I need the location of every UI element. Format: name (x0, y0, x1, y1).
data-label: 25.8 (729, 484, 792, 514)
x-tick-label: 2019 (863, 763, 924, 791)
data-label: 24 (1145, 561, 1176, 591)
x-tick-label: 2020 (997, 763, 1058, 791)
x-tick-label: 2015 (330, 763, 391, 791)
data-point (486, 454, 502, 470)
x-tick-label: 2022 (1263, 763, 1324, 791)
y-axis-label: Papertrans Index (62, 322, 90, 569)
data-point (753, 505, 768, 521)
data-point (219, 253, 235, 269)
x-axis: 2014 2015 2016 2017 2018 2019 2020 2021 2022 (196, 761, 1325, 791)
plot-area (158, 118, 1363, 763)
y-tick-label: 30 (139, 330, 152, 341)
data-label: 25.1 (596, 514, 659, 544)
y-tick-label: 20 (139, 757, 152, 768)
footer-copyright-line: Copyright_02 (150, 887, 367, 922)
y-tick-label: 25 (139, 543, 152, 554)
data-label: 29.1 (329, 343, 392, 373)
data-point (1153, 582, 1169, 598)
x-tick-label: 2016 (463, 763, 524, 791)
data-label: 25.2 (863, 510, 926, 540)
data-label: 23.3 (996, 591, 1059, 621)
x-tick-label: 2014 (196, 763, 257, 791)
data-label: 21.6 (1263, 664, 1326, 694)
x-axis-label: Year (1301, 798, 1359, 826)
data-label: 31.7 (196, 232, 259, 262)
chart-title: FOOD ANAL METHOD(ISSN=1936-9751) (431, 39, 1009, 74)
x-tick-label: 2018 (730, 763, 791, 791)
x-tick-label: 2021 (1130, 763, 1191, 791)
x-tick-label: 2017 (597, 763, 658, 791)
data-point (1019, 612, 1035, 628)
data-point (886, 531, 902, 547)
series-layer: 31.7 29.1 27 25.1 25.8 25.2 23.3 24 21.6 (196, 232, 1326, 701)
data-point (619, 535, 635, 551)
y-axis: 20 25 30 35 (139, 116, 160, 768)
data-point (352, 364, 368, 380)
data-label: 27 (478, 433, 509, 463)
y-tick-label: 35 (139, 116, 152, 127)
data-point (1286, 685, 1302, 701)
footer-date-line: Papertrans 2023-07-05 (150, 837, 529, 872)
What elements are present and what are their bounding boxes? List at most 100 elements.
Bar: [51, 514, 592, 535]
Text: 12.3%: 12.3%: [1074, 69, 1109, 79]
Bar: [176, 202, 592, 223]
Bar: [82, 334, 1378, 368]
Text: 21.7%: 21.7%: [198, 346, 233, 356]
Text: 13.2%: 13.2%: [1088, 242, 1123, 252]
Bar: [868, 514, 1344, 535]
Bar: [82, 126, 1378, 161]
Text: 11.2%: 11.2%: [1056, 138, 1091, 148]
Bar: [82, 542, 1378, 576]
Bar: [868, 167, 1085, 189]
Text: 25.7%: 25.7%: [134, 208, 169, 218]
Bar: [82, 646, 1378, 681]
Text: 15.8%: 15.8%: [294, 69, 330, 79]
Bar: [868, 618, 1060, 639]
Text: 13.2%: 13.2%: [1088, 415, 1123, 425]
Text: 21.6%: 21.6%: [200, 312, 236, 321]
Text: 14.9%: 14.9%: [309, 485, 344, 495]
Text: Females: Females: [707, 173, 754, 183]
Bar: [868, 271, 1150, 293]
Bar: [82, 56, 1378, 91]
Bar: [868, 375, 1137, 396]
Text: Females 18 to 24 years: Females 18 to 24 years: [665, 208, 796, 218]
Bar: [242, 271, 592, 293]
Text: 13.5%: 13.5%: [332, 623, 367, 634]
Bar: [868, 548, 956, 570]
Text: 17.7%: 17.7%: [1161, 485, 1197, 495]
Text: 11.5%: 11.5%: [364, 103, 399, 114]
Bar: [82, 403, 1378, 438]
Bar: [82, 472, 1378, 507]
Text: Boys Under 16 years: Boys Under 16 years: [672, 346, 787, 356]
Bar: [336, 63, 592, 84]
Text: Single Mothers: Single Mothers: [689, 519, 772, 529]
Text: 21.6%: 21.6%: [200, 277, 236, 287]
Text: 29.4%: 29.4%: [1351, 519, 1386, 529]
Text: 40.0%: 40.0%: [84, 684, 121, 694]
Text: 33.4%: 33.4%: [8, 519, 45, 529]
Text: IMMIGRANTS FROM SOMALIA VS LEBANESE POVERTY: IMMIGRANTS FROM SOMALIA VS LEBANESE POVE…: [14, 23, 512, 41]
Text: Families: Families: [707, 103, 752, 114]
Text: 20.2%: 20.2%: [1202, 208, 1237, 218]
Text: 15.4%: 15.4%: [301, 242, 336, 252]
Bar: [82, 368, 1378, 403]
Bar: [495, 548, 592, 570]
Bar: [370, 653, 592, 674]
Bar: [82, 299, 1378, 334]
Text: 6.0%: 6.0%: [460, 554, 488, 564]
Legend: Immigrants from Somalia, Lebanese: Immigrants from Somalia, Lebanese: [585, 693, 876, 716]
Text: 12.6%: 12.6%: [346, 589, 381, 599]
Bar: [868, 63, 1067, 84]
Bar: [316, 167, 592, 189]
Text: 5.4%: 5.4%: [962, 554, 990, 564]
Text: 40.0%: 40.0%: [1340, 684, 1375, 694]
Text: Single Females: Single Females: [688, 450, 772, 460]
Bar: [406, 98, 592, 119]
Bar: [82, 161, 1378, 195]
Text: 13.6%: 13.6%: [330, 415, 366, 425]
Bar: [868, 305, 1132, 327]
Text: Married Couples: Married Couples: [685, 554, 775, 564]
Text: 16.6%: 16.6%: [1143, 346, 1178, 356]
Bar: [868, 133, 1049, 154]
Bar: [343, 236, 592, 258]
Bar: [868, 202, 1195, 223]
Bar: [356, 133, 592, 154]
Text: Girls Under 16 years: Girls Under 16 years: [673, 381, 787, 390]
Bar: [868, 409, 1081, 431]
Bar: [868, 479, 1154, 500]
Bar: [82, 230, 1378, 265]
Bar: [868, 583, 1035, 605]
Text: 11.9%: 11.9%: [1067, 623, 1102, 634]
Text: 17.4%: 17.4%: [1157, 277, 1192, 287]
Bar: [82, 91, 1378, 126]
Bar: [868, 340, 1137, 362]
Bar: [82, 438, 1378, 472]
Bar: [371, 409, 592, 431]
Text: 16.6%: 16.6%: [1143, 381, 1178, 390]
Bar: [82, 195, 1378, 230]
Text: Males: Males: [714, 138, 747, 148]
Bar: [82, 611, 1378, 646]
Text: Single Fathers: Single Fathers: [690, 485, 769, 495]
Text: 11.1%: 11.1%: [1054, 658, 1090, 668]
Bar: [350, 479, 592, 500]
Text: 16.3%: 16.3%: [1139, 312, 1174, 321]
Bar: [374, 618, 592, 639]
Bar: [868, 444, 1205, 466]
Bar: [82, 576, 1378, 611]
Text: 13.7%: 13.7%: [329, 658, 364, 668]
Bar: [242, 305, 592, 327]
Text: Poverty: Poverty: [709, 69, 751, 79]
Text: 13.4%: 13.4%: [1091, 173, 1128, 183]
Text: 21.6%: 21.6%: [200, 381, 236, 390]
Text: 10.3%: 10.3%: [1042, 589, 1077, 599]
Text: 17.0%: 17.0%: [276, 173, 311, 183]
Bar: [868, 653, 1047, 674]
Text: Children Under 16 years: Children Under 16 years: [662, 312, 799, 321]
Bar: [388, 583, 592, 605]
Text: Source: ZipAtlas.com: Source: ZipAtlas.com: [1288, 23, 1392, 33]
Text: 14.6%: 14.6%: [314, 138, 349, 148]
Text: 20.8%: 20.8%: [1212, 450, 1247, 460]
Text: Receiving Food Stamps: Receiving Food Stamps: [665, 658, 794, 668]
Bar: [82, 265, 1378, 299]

┄┄┄┄┄┄┄┄┄┄

Rewrite the records above, putting "Receiving SNAP Benefits" in place of "Receiving Food Stamps" and keeping every other line and character unchanged.

- **Output**:
I need the location of every UI element. Format: name (x0, y0, x1, y1).
data-label: 25.8 (729, 484, 792, 514)
x-tick-label: 2019 (863, 763, 924, 791)
data-label: 24 (1145, 561, 1176, 591)
x-tick-label: 2020 (997, 763, 1058, 791)
x-tick-label: 2015 (330, 763, 391, 791)
data-point (486, 454, 502, 470)
x-tick-label: 2022 (1263, 763, 1324, 791)
y-axis-label: Papertrans Index (62, 322, 90, 569)
data-point (753, 505, 768, 521)
data-point (219, 253, 235, 269)
x-axis: 2014 2015 2016 2017 2018 2019 2020 2021 2022 (196, 761, 1325, 791)
plot-area (158, 118, 1363, 763)
y-tick-label: 30 (139, 330, 152, 341)
data-label: 25.1 (596, 514, 659, 544)
y-tick-label: 20 (139, 757, 152, 768)
footer-copyright-line: Copyright_02 (150, 887, 367, 922)
y-tick-label: 25 (139, 543, 152, 554)
data-label: 29.1 (329, 343, 392, 373)
data-point (1153, 582, 1169, 598)
x-tick-label: 2016 (463, 763, 524, 791)
data-label: 25.2 (863, 510, 926, 540)
data-label: 23.3 (996, 591, 1059, 621)
x-tick-label: 2014 (196, 763, 257, 791)
data-label: 21.6 (1263, 664, 1326, 694)
x-axis-label: Year (1301, 798, 1359, 826)
data-label: 31.7 (196, 232, 259, 262)
chart-title: FOOD ANAL METHOD(ISSN=1936-9751) (431, 39, 1009, 74)
x-tick-label: 2018 (730, 763, 791, 791)
x-tick-label: 2021 (1130, 763, 1191, 791)
x-tick-label: 2017 (597, 763, 658, 791)
data-point (1019, 612, 1035, 628)
data-point (886, 531, 902, 547)
series-layer: 31.7 29.1 27 25.1 25.8 25.2 23.3 24 21.6 (196, 232, 1326, 701)
data-point (619, 535, 635, 551)
y-axis: 20 25 30 35 (139, 116, 160, 768)
data-point (352, 364, 368, 380)
data-label: 27 (478, 433, 509, 463)
y-tick-label: 35 (139, 116, 152, 127)
data-point (1286, 685, 1302, 701)
footer-date-line: Papertrans 2023-07-05 (150, 837, 529, 872)
What elements are present and what are their bounding boxes? List at most 100 elements.
Bar: [51, 514, 592, 535]
Text: 12.3%: 12.3%: [1074, 69, 1109, 79]
Bar: [176, 202, 592, 223]
Bar: [82, 334, 1378, 368]
Text: 21.7%: 21.7%: [198, 346, 233, 356]
Text: 13.2%: 13.2%: [1088, 242, 1123, 252]
Bar: [868, 514, 1344, 535]
Bar: [82, 126, 1378, 161]
Text: 11.2%: 11.2%: [1056, 138, 1091, 148]
Bar: [82, 542, 1378, 576]
Bar: [868, 167, 1085, 189]
Text: 25.7%: 25.7%: [134, 208, 169, 218]
Bar: [82, 646, 1378, 681]
Text: 15.8%: 15.8%: [294, 69, 330, 79]
Bar: [868, 618, 1060, 639]
Text: 13.2%: 13.2%: [1088, 415, 1123, 425]
Text: 21.6%: 21.6%: [200, 312, 236, 321]
Text: 14.9%: 14.9%: [309, 485, 344, 495]
Text: Females: Females: [707, 173, 754, 183]
Bar: [868, 271, 1150, 293]
Bar: [82, 56, 1378, 91]
Bar: [868, 375, 1137, 396]
Text: Females 18 to 24 years: Females 18 to 24 years: [665, 208, 796, 218]
Bar: [242, 271, 592, 293]
Text: 13.5%: 13.5%: [332, 623, 367, 634]
Bar: [868, 548, 956, 570]
Text: 17.7%: 17.7%: [1161, 485, 1197, 495]
Text: 11.5%: 11.5%: [364, 103, 399, 114]
Bar: [82, 403, 1378, 438]
Bar: [82, 472, 1378, 507]
Text: Boys Under 16 years: Boys Under 16 years: [672, 346, 787, 356]
Bar: [336, 63, 592, 84]
Text: Single Mothers: Single Mothers: [689, 519, 772, 529]
Text: 21.6%: 21.6%: [200, 277, 236, 287]
Text: 29.4%: 29.4%: [1351, 519, 1386, 529]
Text: 40.0%: 40.0%: [84, 684, 121, 694]
Text: 33.4%: 33.4%: [8, 519, 45, 529]
Text: IMMIGRANTS FROM SOMALIA VS LEBANESE POVERTY: IMMIGRANTS FROM SOMALIA VS LEBANESE POVE…: [14, 23, 512, 41]
Text: Families: Families: [707, 103, 752, 114]
Text: 20.2%: 20.2%: [1202, 208, 1237, 218]
Text: 15.4%: 15.4%: [301, 242, 336, 252]
Bar: [82, 368, 1378, 403]
Bar: [495, 548, 592, 570]
Bar: [370, 653, 592, 674]
Bar: [82, 299, 1378, 334]
Text: 6.0%: 6.0%: [460, 554, 488, 564]
Legend: Immigrants from Somalia, Lebanese: Immigrants from Somalia, Lebanese: [585, 693, 876, 716]
Text: 12.6%: 12.6%: [346, 589, 381, 599]
Bar: [868, 63, 1067, 84]
Bar: [316, 167, 592, 189]
Text: 5.4%: 5.4%: [962, 554, 990, 564]
Text: 40.0%: 40.0%: [1340, 684, 1375, 694]
Text: Single Females: Single Females: [688, 450, 772, 460]
Bar: [406, 98, 592, 119]
Bar: [82, 161, 1378, 195]
Text: 13.6%: 13.6%: [330, 415, 366, 425]
Bar: [868, 305, 1132, 327]
Text: Married Couples: Married Couples: [685, 554, 775, 564]
Text: 16.6%: 16.6%: [1143, 346, 1178, 356]
Bar: [868, 133, 1049, 154]
Bar: [343, 236, 592, 258]
Bar: [868, 202, 1195, 223]
Bar: [356, 133, 592, 154]
Text: Girls Under 16 years: Girls Under 16 years: [673, 381, 787, 390]
Bar: [868, 409, 1081, 431]
Bar: [868, 479, 1154, 500]
Bar: [82, 230, 1378, 265]
Bar: [868, 583, 1035, 605]
Text: 11.9%: 11.9%: [1067, 623, 1102, 634]
Text: 17.4%: 17.4%: [1157, 277, 1192, 287]
Bar: [82, 91, 1378, 126]
Bar: [868, 340, 1137, 362]
Bar: [82, 438, 1378, 472]
Bar: [371, 409, 592, 431]
Text: 16.6%: 16.6%: [1143, 381, 1178, 390]
Bar: [82, 195, 1378, 230]
Text: Males: Males: [714, 138, 747, 148]
Bar: [82, 611, 1378, 646]
Text: Single Fathers: Single Fathers: [690, 485, 769, 495]
Text: 11.1%: 11.1%: [1054, 658, 1090, 668]
Bar: [350, 479, 592, 500]
Text: 16.3%: 16.3%: [1139, 312, 1174, 321]
Bar: [374, 618, 592, 639]
Bar: [868, 444, 1205, 466]
Bar: [82, 576, 1378, 611]
Text: 13.7%: 13.7%: [329, 658, 364, 668]
Bar: [242, 305, 592, 327]
Text: Poverty: Poverty: [709, 69, 751, 79]
Text: 13.4%: 13.4%: [1091, 173, 1128, 183]
Text: 21.6%: 21.6%: [200, 381, 236, 390]
Text: 10.3%: 10.3%: [1042, 589, 1077, 599]
Text: 17.0%: 17.0%: [276, 173, 311, 183]
Bar: [868, 653, 1047, 674]
Text: Children Under 16 years: Children Under 16 years: [662, 312, 799, 321]
Bar: [388, 583, 592, 605]
Text: Source: ZipAtlas.com: Source: ZipAtlas.com: [1288, 23, 1392, 33]
Text: 14.6%: 14.6%: [314, 138, 349, 148]
Text: 20.8%: 20.8%: [1212, 450, 1247, 460]
Text: Receiving SNAP Benefits: Receiving SNAP Benefits: [665, 658, 794, 668]
Bar: [82, 265, 1378, 299]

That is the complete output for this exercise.